-- Prompt --
Repeat every entry in the listing below, exactly.

-- BEGIN --

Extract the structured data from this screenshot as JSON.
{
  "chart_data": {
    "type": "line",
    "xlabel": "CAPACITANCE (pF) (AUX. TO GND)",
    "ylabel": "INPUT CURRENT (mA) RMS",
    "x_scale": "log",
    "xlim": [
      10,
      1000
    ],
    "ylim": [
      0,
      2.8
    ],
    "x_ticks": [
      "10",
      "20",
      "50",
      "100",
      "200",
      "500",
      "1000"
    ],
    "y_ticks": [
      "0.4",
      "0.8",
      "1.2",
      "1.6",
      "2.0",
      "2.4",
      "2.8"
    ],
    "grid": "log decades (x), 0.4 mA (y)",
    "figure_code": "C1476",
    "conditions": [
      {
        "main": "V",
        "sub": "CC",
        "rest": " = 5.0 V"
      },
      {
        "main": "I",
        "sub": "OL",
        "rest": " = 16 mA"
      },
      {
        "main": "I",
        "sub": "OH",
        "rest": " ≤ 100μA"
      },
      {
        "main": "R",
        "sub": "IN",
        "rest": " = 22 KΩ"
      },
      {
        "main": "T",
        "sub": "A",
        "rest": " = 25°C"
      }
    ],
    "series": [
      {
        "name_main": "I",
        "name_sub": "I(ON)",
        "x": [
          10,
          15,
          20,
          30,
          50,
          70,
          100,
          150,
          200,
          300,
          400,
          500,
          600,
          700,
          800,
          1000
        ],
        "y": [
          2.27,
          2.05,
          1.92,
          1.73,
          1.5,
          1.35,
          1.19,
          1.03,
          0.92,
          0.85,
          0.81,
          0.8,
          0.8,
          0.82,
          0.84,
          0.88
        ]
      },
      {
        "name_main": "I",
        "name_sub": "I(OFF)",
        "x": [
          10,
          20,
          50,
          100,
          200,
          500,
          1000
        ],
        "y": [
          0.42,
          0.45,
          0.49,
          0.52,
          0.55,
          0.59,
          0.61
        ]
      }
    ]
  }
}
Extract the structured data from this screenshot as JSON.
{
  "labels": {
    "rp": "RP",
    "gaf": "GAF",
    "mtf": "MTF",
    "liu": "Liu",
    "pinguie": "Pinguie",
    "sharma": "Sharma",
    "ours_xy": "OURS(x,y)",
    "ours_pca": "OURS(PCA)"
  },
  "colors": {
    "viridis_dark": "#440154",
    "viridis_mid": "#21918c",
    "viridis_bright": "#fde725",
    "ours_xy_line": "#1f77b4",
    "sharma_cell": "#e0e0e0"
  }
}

-- END --

-- Problem solution --
Extract the structured data from this screenshot as JSON.
{
  "chart_data": {
    "type": "line",
    "xlabel": "CAPACITANCE (pF) (AUX. TO GND)",
    "ylabel": "INPUT CURRENT (mA) RMS",
    "x_scale": "log",
    "xlim": [
      10,
      1000
    ],
    "ylim": [
      0,
      2.8
    ],
    "x_ticks": [
      "10",
      "20",
      "50",
      "100",
      "200",
      "500",
      "1000"
    ],
    "y_ticks": [
      "0.4",
      "0.8",
      "1.2",
      "1.6",
      "2.0",
      "2.4",
      "2.8"
    ],
    "grid": "log decades (x), 0.4 mA (y)",
    "figure_code": "C1476",
    "conditions": [
      {
        "main": "V",
        "sub": "CC",
        "rest": " = 5.0 V"
      },
      {
        "main": "I",
        "sub": "OL",
        "rest": " = 16 mA"
      },
      {
        "main": "I",
        "sub": "OH",
        "rest": " ≤ 100μA"
      },
      {
        "main": "R",
        "sub": "IN",
        "rest": " = 22 KΩ"
      },
      {
        "main": "T",
        "sub": "A",
        "rest": " = 25°C"
      }
    ],
    "series": [
      {
        "name_main": "I",
        "name_sub": "I(ON)",
        "x": [
          10,
          15,
          20,
          30,
          50,
          70,
          100,
          150,
          200,
          300,
          400,
          500,
          600,
          700,
          800,
          1000
        ],
        "y": [
          2.27,
          2.05,
          1.92,
          1.73,
          1.5,
          1.35,
          1.19,
          1.03,
          0.92,
          0.85,
          0.81,
          0.8,
          0.8,
          0.82,
          0.84,
          0.88
        ]
      },
      {
        "name_main": "I",
        "name_sub": "I(OFF)",
        "x": [
          10,
          20,
          50,
          100,
          200,
          500,
          1000
        ],
        "y": [
          0.42,
          0.45,
          0.49,
          0.52,
          0.55,
          0.59,
          0.61
        ]
      }
    ]
  }
}
Extract the structured data from this screenshot as JSON.
{
  "labels": {
    "rp": "RP",
    "gaf": "GAF",
    "mtf": "MTF",
    "liu": "Liu",
    "pinguie": "Pinguie",
    "sharma": "Sharma",
    "ours_xy": "OURS(x,y)",
    "ours_pca": "OURS(PCA)"
  },
  "colors": {
    "viridis_dark": "#440154",
    "viridis_mid": "#21918c",
    "viridis_bright": "#fde725",
    "ours_xy_line": "#1f77b4",
    "sharma_cell": "#e0e0e0"
  }
}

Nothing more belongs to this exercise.